• **CHALLENGE**
Every record below is to be retyped exactly.

• **DATA IN THIS EXERCISE**
▬▬▬▬▬▬▬▬▬▬
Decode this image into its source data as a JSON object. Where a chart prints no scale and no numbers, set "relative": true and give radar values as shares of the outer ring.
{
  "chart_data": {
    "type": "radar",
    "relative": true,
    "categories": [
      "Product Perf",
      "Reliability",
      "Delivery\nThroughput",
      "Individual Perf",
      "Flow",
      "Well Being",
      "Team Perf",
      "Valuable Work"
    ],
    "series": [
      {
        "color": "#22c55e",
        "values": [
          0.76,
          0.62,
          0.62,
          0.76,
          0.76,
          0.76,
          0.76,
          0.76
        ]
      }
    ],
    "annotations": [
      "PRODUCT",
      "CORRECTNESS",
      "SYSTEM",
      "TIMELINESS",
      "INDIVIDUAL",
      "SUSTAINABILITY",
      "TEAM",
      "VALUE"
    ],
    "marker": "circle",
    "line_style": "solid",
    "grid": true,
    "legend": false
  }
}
▬▬▬▬▬▬▬▬▬▬
• **WORKED ANSWER**
Decode this image into its source data as a JSON object. Where a chart prints no scale and no numbers, set "relative": true and give radar values as shares of the outer ring.
{
  "chart_data": {
    "type": "radar",
    "relative": true,
    "categories": [
      "Product Perf",
      "Reliability",
      "Delivery\nThroughput",
      "Individual Perf",
      "Flow",
      "Well Being",
      "Team Perf",
      "Valuable Work"
    ],
    "series": [
      {
        "color": "#22c55e",
        "values": [
          0.76,
          0.62,
          0.62,
          0.76,
          0.76,
          0.76,
          0.76,
          0.76
        ]
      }
    ],
    "annotations": [
      "PRODUCT",
      "CORRECTNESS",
      "SYSTEM",
      "TIMELINESS",
      "INDIVIDUAL",
      "SUSTAINABILITY",
      "TEAM",
      "VALUE"
    ],
    "marker": "circle",
    "line_style": "solid",
    "grid": true,
    "legend": false
  }
}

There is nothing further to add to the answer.